Start of Document segment
Cases such as State v. Dukes, 157 Conn. 498, 602, 255 A.2d 814, State v. Wilkas, 1, 54 Conn. 407, 409, 225 A.2d 821, and State v. Fars, 154 Conn. 255, 271-72, 224 A.2d 744, decisions affecting claimed constitutional rights, are inapplicable to this appeal.

Neither the grounds on which the objection was based nor the grounds on which the question was claimed were stated by counsel as required by Practice Book 226. If a defendant in such a situation wishes to except to a ruling excluding evidence which was objected to only generally, he must avail himself of the provisions of the rule and state his claim of admissibility. Acampora v. Ledewitz, 159 Conn. 377, 381, 269 A.2d 288; Krattenstein v. G. Fox Co., 155 Conn. 609, 612, 236 A.2d 466; Casalo v. Claro, 147 Conn. 625, 630, 165 A.2d 153. Since the defendant failed to state the ground for his claim of admissibility, the ruling cannot be held to be reversible error. Krattenstein v. G. Fox Co., supra; Morgillo v. Evergreen Cemetery Assn., 152 Conn. 169, 176, 205 A.2d 368; State v. Hanna, 150 Conn. 457, 460, 191 A.2d 124; State v. Smith, 149 Conn. 487, 490-91, 181 A.2d 446; State v. Whiteside, 148 Conn. 208, 217, 169 A.2d 260, cert. denied, 368 U.S. 830, 82 S.Ct. 52, 7 L.Ed.2d 33; Megin v. Carney, 148 Conn. 130, 134, 167 A.2d 855; Casalo v. Claro, supra.
End of Document segment
Start of Supplied information
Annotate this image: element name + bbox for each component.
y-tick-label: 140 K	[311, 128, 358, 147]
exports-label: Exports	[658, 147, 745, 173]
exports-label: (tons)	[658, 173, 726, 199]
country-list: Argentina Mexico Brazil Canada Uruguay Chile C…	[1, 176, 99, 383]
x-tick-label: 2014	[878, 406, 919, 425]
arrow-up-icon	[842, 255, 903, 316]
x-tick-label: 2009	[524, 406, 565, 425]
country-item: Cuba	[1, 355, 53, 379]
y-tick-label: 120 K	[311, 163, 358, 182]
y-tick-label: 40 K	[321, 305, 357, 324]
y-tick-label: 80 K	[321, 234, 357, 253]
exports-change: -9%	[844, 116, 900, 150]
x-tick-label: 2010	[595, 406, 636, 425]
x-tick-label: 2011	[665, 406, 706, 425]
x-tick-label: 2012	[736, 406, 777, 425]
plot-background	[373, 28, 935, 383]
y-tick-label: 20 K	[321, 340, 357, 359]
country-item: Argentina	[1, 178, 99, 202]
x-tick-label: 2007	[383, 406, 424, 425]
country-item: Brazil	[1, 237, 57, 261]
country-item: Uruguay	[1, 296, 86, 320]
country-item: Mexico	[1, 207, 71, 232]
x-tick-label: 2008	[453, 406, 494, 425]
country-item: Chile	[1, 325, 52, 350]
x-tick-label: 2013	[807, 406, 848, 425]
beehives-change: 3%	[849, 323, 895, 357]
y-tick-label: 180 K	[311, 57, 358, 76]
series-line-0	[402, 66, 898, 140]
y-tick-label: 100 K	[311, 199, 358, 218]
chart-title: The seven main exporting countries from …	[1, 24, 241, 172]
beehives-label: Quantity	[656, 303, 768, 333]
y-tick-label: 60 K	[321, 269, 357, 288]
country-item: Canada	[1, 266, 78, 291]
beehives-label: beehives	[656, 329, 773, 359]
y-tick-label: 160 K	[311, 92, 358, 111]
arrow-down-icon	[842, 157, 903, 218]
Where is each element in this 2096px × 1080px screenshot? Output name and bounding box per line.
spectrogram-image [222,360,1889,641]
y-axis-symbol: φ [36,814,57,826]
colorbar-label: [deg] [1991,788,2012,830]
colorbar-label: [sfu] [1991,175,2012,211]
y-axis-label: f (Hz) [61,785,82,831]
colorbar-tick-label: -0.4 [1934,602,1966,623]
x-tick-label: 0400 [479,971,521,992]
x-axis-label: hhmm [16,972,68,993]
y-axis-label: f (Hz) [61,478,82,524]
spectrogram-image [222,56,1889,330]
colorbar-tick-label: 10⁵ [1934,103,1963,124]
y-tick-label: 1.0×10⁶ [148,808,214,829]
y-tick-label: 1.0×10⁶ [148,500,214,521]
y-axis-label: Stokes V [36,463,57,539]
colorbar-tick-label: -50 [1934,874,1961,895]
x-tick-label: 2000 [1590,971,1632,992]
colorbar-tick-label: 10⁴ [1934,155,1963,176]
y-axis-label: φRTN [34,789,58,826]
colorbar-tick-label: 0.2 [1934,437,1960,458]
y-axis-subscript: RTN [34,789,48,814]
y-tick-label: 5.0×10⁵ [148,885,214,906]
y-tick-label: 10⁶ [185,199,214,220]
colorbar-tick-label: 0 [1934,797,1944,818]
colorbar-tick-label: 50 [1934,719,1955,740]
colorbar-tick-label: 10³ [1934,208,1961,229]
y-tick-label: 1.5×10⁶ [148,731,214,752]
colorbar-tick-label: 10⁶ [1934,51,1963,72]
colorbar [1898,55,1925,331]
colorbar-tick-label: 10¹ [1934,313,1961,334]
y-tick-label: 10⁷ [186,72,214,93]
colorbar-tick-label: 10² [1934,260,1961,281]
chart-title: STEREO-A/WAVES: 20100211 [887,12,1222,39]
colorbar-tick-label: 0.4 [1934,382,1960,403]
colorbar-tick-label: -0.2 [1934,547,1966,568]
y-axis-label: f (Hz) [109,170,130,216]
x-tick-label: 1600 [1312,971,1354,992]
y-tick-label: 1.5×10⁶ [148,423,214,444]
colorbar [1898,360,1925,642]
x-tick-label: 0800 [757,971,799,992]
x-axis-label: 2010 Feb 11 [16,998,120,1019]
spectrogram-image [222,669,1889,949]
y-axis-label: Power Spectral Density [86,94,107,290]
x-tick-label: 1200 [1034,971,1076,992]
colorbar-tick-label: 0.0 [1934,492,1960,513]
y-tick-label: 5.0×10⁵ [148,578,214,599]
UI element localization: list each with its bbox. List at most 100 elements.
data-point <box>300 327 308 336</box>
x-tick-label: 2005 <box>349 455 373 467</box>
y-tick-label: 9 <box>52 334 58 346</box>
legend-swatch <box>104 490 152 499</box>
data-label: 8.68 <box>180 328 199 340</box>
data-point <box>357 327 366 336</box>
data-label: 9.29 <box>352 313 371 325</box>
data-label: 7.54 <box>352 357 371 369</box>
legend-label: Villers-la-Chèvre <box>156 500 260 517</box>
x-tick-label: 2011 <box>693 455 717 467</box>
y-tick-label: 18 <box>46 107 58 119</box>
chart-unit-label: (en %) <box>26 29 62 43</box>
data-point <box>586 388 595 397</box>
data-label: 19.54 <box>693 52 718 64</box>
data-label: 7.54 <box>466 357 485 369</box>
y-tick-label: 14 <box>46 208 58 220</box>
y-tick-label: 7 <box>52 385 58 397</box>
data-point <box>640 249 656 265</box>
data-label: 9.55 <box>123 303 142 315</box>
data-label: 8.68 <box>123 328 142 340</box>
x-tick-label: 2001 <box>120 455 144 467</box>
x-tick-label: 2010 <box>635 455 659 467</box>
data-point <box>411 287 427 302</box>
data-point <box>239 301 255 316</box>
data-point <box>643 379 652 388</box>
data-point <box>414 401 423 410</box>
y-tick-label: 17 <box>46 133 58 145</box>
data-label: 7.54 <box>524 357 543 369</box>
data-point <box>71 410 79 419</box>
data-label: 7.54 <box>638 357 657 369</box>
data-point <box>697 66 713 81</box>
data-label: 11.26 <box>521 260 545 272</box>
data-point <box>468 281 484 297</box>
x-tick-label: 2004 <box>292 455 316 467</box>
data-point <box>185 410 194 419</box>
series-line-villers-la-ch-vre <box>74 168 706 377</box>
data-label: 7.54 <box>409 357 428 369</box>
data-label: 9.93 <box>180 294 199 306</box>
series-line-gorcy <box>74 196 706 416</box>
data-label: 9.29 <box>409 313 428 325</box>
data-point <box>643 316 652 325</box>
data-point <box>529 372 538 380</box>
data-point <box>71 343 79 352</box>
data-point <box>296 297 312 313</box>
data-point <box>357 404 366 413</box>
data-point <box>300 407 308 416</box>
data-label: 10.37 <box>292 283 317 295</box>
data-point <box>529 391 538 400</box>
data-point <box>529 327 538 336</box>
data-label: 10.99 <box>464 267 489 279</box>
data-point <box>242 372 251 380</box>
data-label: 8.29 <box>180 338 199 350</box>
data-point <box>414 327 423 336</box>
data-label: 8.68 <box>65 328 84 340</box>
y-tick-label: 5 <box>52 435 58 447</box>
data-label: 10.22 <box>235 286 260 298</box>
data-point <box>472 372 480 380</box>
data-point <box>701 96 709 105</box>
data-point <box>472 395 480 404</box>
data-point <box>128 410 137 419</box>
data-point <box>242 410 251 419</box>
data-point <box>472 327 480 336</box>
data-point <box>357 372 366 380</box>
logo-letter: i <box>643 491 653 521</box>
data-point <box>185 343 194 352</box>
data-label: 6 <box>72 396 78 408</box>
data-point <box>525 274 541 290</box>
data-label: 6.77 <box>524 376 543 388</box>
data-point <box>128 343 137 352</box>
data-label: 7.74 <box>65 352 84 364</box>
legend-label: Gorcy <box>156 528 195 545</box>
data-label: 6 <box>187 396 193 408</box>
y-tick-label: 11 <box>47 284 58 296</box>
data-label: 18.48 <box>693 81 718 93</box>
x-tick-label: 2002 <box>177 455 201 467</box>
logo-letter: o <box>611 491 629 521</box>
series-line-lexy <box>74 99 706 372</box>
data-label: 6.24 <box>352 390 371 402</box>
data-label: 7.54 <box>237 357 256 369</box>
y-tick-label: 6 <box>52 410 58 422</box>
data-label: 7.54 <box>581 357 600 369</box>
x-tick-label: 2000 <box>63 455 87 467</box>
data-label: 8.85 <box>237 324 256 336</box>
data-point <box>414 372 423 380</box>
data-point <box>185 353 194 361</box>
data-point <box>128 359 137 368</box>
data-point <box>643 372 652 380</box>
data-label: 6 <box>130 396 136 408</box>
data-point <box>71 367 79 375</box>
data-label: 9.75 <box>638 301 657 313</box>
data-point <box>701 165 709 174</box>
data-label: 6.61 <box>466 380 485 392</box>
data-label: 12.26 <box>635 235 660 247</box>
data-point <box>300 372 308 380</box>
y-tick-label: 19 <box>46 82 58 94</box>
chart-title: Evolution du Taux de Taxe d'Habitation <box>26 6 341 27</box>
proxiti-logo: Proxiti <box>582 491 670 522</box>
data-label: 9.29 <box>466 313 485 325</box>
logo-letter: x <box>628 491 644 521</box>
End of Supplied information
--- Required tasks ---
**A.** Translate this sentence from the court opinion on objections to evidence into Spanish: "Since the defendant failed to state the ground for his claim of admissibility, the ruling cannot be held to be reversible error."
**B.** Pick up the court opinion on objections to evidence after its final sentence and continue it.

--- Answers for the exercise ---
**A.** Dado que el acusado no expuso el fundamento de su alegación de admisibilidad, no puede considerarse que la resolución constituya un error reversible.

**B.**
"All this is but an obvious application of the fundamental rule of appellate procedure in the review of evidential rulings, whether resulting in the admission or exclusion of evidence, that an appellant has the burden of establishing that there has been an erroneous ruling which was probably harmful to him." Casalo v. Claro, supra. The record for appellate review must be made in the trial court. Morgillo v. Evergreen Cemetery Assn., supra; Waterford v. Connecticut State Board of Education, 148 Conn. 238, 250, 169 A.2d 891. Nothing in the record before us allows us to conclude that the trial court was adequately apprised of the purpose of the defendant's inquiry. State v. Gelinas, 160 Conn. 366, 369, 279 A.2d 552. That the ruling occurred during crossexamination does not relieve the defendant from the obligation of giving the court some inkling as to the ground of admissibility claimed. Casalo v. Claro, supra.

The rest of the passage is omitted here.